** begin **
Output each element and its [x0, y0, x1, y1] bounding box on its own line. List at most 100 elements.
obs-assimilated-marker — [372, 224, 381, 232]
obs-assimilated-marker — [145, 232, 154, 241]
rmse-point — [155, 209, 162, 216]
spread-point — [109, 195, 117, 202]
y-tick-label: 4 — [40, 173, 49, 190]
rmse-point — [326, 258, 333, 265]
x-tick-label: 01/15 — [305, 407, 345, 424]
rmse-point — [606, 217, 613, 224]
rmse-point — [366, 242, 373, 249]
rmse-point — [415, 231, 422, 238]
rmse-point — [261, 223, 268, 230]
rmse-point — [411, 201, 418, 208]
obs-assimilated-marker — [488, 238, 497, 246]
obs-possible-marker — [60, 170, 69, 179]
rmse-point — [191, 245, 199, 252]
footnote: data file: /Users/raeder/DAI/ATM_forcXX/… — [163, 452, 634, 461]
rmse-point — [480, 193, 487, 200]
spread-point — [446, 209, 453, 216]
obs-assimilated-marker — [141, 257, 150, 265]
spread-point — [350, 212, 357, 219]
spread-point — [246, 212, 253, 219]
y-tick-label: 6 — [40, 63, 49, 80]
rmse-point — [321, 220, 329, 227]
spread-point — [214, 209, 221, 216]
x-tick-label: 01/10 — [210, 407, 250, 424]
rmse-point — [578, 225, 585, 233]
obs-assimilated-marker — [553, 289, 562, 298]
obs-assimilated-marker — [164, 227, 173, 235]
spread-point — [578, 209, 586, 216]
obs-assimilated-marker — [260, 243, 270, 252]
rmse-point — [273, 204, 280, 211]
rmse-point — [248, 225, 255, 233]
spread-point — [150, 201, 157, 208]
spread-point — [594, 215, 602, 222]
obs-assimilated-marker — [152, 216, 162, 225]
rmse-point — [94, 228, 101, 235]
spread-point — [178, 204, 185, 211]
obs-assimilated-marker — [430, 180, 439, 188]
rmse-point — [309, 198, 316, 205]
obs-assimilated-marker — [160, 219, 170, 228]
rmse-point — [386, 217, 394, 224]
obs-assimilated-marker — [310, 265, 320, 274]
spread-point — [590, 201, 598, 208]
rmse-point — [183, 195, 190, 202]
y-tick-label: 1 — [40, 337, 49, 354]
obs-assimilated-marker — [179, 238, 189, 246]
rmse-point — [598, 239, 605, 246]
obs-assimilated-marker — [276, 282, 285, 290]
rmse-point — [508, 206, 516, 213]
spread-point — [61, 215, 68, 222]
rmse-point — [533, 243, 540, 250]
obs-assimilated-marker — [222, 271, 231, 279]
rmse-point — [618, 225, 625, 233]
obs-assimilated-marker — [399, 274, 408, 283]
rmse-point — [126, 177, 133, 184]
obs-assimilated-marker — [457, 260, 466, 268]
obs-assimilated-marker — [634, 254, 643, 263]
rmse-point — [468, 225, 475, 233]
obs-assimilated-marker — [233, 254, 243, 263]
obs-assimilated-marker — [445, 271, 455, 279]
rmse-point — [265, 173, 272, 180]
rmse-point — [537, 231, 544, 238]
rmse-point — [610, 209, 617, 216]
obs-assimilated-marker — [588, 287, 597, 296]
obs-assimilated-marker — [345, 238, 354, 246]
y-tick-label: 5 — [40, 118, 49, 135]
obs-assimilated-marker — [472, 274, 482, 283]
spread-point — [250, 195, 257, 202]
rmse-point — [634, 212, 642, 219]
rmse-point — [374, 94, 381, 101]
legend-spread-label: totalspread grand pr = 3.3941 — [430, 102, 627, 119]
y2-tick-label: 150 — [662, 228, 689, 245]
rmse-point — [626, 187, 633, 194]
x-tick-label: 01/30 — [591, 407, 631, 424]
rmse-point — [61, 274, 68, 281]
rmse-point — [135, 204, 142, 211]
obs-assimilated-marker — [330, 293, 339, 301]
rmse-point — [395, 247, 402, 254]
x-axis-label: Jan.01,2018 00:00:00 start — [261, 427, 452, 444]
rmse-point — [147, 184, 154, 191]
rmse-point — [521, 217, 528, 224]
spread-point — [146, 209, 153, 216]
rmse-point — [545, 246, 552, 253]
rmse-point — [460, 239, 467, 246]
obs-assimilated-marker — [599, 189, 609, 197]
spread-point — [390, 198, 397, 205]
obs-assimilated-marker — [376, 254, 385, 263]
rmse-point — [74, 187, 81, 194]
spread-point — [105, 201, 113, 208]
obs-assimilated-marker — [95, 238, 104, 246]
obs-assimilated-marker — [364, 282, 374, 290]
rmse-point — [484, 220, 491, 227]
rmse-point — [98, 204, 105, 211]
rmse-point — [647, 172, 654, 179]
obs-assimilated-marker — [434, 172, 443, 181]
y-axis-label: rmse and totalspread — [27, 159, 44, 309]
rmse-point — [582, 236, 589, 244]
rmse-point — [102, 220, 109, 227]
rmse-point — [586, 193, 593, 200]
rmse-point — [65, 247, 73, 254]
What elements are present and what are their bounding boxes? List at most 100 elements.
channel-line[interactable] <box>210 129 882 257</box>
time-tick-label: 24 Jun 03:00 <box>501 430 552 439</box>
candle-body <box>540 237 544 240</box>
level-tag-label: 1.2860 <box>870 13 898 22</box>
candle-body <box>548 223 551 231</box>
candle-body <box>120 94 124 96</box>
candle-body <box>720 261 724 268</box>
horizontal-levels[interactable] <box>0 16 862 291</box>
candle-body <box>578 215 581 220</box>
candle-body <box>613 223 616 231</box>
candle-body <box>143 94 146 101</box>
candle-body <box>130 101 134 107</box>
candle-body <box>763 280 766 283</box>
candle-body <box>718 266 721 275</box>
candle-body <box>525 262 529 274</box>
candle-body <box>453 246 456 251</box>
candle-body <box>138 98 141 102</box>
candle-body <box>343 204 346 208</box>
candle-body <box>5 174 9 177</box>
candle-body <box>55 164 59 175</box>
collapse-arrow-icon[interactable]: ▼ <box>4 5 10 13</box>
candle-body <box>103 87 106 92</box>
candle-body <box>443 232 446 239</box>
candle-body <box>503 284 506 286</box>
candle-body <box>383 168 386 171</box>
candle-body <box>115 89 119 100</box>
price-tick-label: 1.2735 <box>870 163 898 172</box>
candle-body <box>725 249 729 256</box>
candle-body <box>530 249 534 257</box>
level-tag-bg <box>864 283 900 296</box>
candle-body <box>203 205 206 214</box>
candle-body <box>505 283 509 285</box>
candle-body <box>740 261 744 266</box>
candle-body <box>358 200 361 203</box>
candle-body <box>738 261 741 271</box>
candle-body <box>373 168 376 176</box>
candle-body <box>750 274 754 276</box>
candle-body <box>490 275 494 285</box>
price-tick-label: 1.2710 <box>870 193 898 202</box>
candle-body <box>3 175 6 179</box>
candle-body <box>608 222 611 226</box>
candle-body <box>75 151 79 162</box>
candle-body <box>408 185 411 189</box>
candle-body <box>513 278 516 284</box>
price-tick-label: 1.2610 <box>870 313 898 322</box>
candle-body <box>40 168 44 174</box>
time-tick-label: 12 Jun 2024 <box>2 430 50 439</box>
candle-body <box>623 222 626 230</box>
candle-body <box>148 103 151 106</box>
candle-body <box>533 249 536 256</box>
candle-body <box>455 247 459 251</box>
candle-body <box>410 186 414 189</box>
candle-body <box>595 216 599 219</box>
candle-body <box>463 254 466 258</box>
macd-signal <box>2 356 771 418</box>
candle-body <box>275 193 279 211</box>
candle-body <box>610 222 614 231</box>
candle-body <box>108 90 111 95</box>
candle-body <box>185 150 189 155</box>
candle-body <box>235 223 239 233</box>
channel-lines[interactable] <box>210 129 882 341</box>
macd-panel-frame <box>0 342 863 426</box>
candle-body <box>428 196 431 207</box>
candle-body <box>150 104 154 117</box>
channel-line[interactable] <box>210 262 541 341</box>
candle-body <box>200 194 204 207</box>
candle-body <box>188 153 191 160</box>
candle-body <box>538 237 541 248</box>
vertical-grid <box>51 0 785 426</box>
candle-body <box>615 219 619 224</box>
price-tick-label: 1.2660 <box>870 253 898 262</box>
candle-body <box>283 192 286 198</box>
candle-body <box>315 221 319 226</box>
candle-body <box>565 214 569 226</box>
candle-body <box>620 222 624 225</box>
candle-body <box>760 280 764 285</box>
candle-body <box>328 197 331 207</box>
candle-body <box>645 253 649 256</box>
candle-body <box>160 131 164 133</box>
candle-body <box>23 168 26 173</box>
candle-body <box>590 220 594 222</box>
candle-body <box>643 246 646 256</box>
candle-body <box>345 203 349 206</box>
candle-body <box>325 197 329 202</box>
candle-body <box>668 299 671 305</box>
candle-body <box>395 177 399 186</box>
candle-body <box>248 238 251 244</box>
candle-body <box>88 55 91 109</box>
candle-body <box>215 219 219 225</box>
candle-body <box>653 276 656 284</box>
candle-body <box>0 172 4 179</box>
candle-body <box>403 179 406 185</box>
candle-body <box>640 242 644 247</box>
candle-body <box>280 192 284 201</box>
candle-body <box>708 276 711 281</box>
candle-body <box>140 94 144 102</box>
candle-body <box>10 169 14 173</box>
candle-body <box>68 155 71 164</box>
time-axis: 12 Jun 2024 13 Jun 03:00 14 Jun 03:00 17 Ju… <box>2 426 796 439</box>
** end **
> _WHAT THIS TASK INVOLVES_
Update the records from the start through the line that contains "spread-point — [109, 195, 117, 202]", replacing "obs-assimilated-marker" with "assimilated-obs-marker" and changing nothing else.

> _FINISHED EXERCISE_
Output each element and its [x0, y0, x1, y1] bounding box on its own line. List at most 100 elements.
assimilated-obs-marker — [372, 224, 381, 232]
assimilated-obs-marker — [145, 232, 154, 241]
rmse-point — [155, 209, 162, 216]
spread-point — [109, 195, 117, 202]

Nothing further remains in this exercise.